SHORT EXERCISE 1
In the forum thread on 8163B PTO issues, how does Richard-tx say to engage the PTO clutch?

══ SUPPLIED PASSAGE ══

# 8163B PTO issues



## jjz28 (Apr 14, 2013)

My pto started slowing down on my mower deck and actually stopped going through tall grass. It worked great last year and this was the first startup this year. I used the search and saw someone who had a problem like me and they adjusted the "free play" and it worked. Richard-tx is the one who helped the guy. Is it the free play in the pto lever that I move forward to engage the pto. I know it has always been all the way against the metal cover. Is it not supposed to be that much forward? How do I adjust that? Any help would be appreciated. Thanks!


----------



## jjz28 (Apr 14, 2013)

OK, so I went out and took the shifter cover plate off and that allowed the pto lever to go further up and now it works like it always did. I am glad I searched this on this forum before I took the tranny apart.


----------



## Richard-tx (Jan 30, 2011)

Since the free play was not adjusted and the clutch was slipping, it is likely that the clutch has worn.

Replacing a clutch is an expensive job in both time and materials.

Be kind to your PTO clutch and treat as you would any other clutch. Engage it while at an idle and then run the throttle up.

Adjusting the free play is not all that hard. It is a 5 minute job assuming the clevis is free to turn. If the clevis is rusted on, then the rod will have to be removed and some heat applied to free it up.


----------



## jjz28 (Apr 14, 2013)

I adjusted the rod that has the bend on the end and attaches to the pto lever. I turned very easy, I guess because this gravely has only spend maybe a total of 5 days outside overnight. It has been barn and garage kept all its life. Everything I have adjusted was "free", no rusted nuts or bolts. Thanks Richard, your post in the past is what made me check the pto travel and see it was hitting the guard.


----------



## jjz28 (Apr 14, 2013)

Well, I guess the clutch is finally gone. It was stopping in grass again so I adjusted it some more but it will only move the blades if I hold down on the lever to apply a lot of pressure to it. Is there a guide of how to replace the pto clutch on the 8163B? Thanks.


----------

═══

SHORT EXERCISE 2
From the records, print the part that opens with the line containing "bottom-chart-y-tick-label: 0.0 —" and closes with the line containing "bottom-chart-sample-curve — [104, 268, 295, 321]", both lines included, and nothing else.

══ SOURCE RECORDS ══

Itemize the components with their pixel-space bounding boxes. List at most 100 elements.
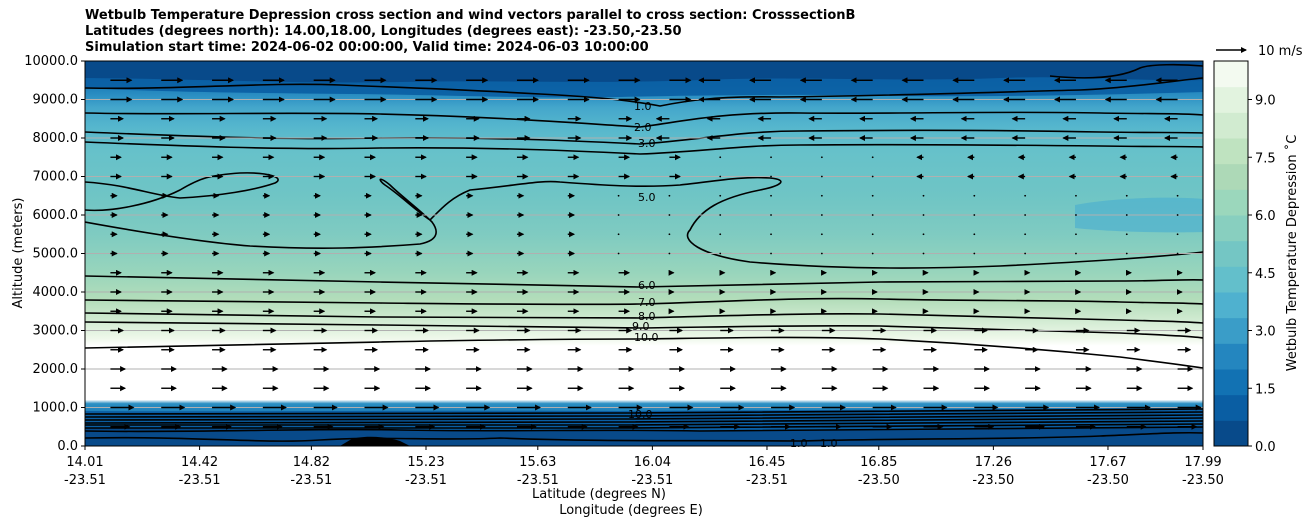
contour-label-1-low-b: 1.0 [820,437,838,450]
wind-vector [770,233,772,236]
wind-vector [1024,233,1027,236]
x-tick-label-lat: 16.04 [634,455,671,470]
wind-vector [1176,194,1179,197]
wind-vector [922,214,925,216]
y-tick-label: 3000.0 [33,324,79,339]
wind-key-label: 10 m/s [1258,44,1303,59]
colorbar-frame [1213,60,1249,447]
colorbar-tick-label: 3.0 [1255,325,1276,340]
contour-label-6: 6.0 [638,279,656,292]
x-tick-label-lon: -23.51 [64,473,106,488]
colorbar-segment [1214,138,1248,165]
contour-label-7: 7.0 [638,296,656,309]
x-tick-label-lon: -23.51 [631,473,673,488]
wind-vector [922,252,925,255]
contour-label-9: 9.0 [632,320,650,333]
wind-vector [719,194,722,197]
colorbar-segment [1214,266,1248,293]
wind-vector [1125,214,1128,216]
wind-vector [1125,194,1128,197]
y-tick-label: 1000.0 [33,401,79,416]
colorbar-segment [1214,112,1248,139]
x-tick-label-lat: 15.23 [407,455,444,470]
wind-vector [973,194,976,197]
wind-vector [719,214,722,216]
x-tick-label-lat: 15.63 [519,455,556,470]
wind-vector [770,175,772,178]
x-tick-label-lon: -23.50 [1182,473,1224,488]
wind-vector [820,156,823,159]
colorbar-tick-label: 4.5 [1255,267,1276,282]
contour-label-2: 2.0 [634,121,652,134]
y-tick-label: 5000.0 [33,247,79,262]
x-tick-label-lat: 14.82 [293,455,330,470]
y-axis: 0.0 1000.0 2000.0 3000.0 4000.0 5000.0 6000.0 7… [24,54,85,454]
wind-vector [719,233,722,236]
contour-label-8: 8.0 [638,310,656,323]
wind-vector [922,233,925,236]
wind-vector [871,156,874,159]
y-tick-label: 6000.0 [33,208,79,223]
wind-vector [922,194,925,197]
contour-7 [85,297,1203,306]
wind-vector [820,233,823,236]
colorbar-tick-label: 9.0 [1255,94,1276,109]
wind-vector [1075,194,1077,197]
y-tick-label: 7000.0 [33,170,79,185]
x-tick-label-lat: 14.42 [181,455,218,470]
colorbar-segment [1214,240,1248,267]
contour-label-1-low: 1.0 [790,437,808,450]
wind-vector [1024,194,1027,197]
wind-vector [871,233,874,236]
x-tick-label-lon: -23.51 [405,473,447,488]
x-tick-label-lon: -23.50 [1087,473,1129,488]
wind-vector [871,175,874,178]
wind-vector [820,194,823,197]
x-tick-label-lon: -23.50 [858,473,900,488]
wind-vector [820,252,823,255]
colorbar-label: Wetbulb Temperature Depression ˚C [1284,135,1300,372]
wind-vector [1075,214,1077,216]
colorbar-tick-label: 1.5 [1255,382,1276,397]
colorbar-segment [1214,86,1248,113]
wind-vector [1176,214,1179,216]
colorbar-segment [1214,394,1248,421]
x-axis: 14.01 -23.51 14.42 -23.51 14.82 -23.51 15.23 -2… [64,446,1224,488]
x-tick-label-lat: 17.67 [1089,455,1126,470]
x-tick-label-lon: -23.50 [972,473,1014,488]
wind-vector [668,194,671,197]
wind-vector [1024,252,1027,255]
contour-10 [85,336,1203,369]
wind-vector [770,194,772,197]
wind-vector [871,214,874,216]
x-axis-label-longitude: Longitude (degrees E) [559,503,703,518]
contour-8 [85,312,1203,324]
colorbar-tick-label: 0.0 [1255,440,1276,455]
contour-9 [85,321,1203,339]
wind-vector [668,214,671,216]
wind-vector [770,156,772,159]
wind-vector [719,252,722,255]
contour-1-upper-b [1049,63,1203,79]
wind-vector [617,194,620,197]
x-axis-label-latitude: Latitude (degrees N) [532,487,666,502]
contour-2 [85,111,1203,128]
wind-vector [617,214,620,216]
wind-vector [1075,252,1077,255]
chart-title-line-2: Latitudes (degrees north): 14.00,18.00, … [85,24,682,39]
contour-label-10-low: 10.0 [628,408,653,421]
colorbar-segment [1214,420,1248,447]
contour-label-5: 5.0 [638,191,656,204]
chart-title-line-3: Simulation start time: 2024-06-02 00:00:… [85,40,649,55]
colorbar-segment [1214,292,1248,319]
contour-label-10: 10.0 [634,331,659,344]
contour-label-1: 1.0 [634,100,652,113]
x-tick-label-lat: 17.99 [1184,455,1221,470]
x-tick-label-lon: -23.51 [746,473,788,488]
colorbar: 0.0 1.5 3.0 4.5 6.0 7.5 9.0 [1213,60,1276,455]
contour-5-mid [85,176,1203,269]
wind-vector [668,233,671,236]
contour-3-low [85,141,1203,155]
colorbar-segment [1214,163,1248,190]
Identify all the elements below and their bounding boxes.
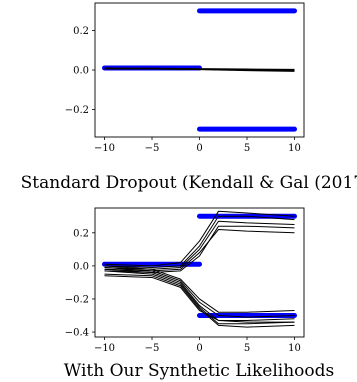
bottom-chart-y-tick-label: 0.0 — [73, 261, 89, 272]
top-chart-caption: Standard Dropout (Kendall & Gal (2017)) — [21, 173, 357, 193]
top-chart-x-tick-label: −10 — [94, 143, 115, 154]
top-chart-plot — [102, 8, 297, 132]
top-chart-sample-curve — [104, 68, 295, 71]
top-chart-x-tick-label: 5 — [244, 143, 250, 154]
top-chart-y-tick-label: −0.2 — [65, 105, 89, 116]
bottom-chart-sample-curve — [104, 270, 295, 325]
bottom-chart-x-tick-label: 10 — [288, 343, 301, 354]
bottom-chart-sample-curve — [104, 268, 295, 321]
bottom-chart-x-tick-label: −10 — [94, 343, 115, 354]
bottom-chart-caption: With Our Synthetic Likelihoods — [64, 361, 334, 381]
bottom-chart-sample-curve — [104, 267, 295, 318]
top-chart-y-tick-label: 0.2 — [73, 26, 89, 37]
top-chart-ticks: −10 −5 0 5 10 0.2 0.0 −0.2 — [65, 26, 301, 154]
bottom-chart-sample-curve — [104, 210, 295, 267]
bottom-chart-y-tick-label: 0.2 — [73, 228, 89, 239]
top-chart-y-tick-label: 0.0 — [73, 66, 89, 77]
top-chart-x-tick-label: 0 — [196, 143, 202, 154]
top-chart-panel: −10 −5 0 5 10 0.2 0.0 −0.2 Standard Dropout (Ke… — [21, 2, 357, 193]
bottom-chart-y-tick-label: −0.2 — [65, 294, 89, 305]
bottom-chart-sample-curve — [104, 265, 295, 313]
bottom-chart-x-tick-label: −5 — [145, 343, 160, 354]
top-chart-x-tick-label: −5 — [145, 143, 160, 154]
bottom-chart-ticks: −10 −5 0 5 10 0.2 0.0 −0.2 −0.4 — [65, 228, 301, 354]
bottom-chart-sample-curve — [104, 275, 295, 323]
bottom-chart-plot — [102, 210, 297, 328]
bottom-chart-y-tick-label: −0.4 — [65, 328, 89, 339]
bottom-chart-sample-curve — [104, 215, 295, 269]
bottom-chart-x-tick-label: 5 — [244, 343, 250, 354]
bottom-chart-x-tick-label: 0 — [196, 343, 202, 354]
bottom-chart-sample-curve — [104, 273, 295, 328]
bottom-chart-panel: −10 −5 0 5 10 0.2 0.0 −0.2 −0.4 With Our Synthet… — [64, 207, 334, 381]
top-chart-x-tick-label: 10 — [288, 143, 301, 154]
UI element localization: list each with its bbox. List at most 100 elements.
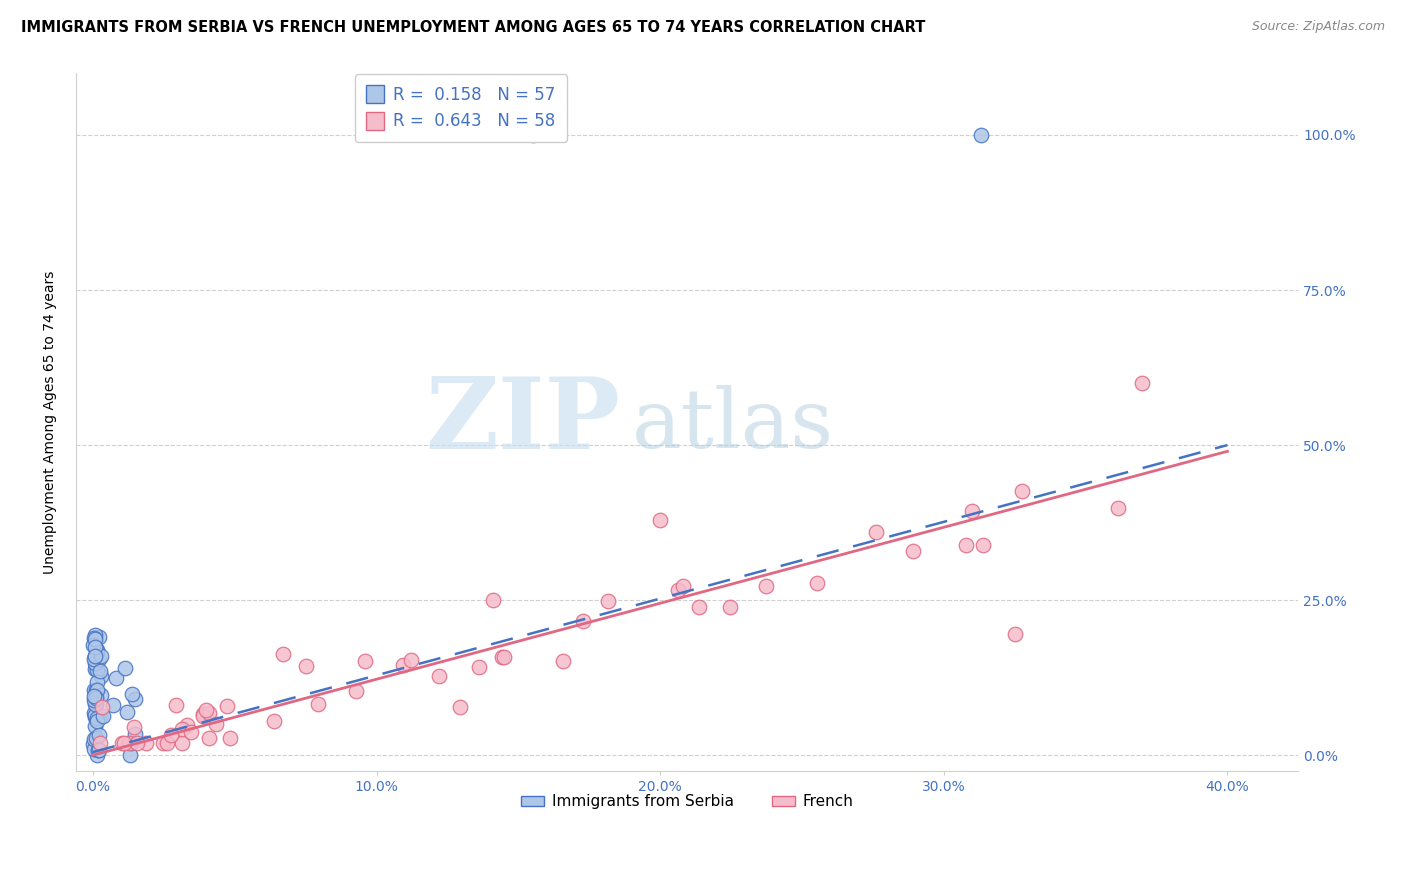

═══

RIGHT ANSWER 1
Engage it while at an idle and then run the throttle up.

RIGHT ANSWER 2
bottom-chart-y-tick-label: 0.0 — [73, 261, 89, 272]
top-chart-caption: Standard Dropout (Kendall & Gal (2017)) — [21, 173, 357, 193]
top-chart-x-tick-label: −10 — [94, 143, 115, 154]
top-chart-plot — [102, 8, 297, 132]
top-chart-sample-curve — [104, 68, 295, 71]
top-chart-x-tick-label: 5 — [244, 143, 250, 154]
top-chart-y-tick-label: −0.2 — [65, 105, 89, 116]
bottom-chart-sample-curve — [104, 270, 295, 325]
bottom-chart-x-tick-label: 10 — [288, 343, 301, 354]
bottom-chart-sample-curve — [104, 268, 295, 321]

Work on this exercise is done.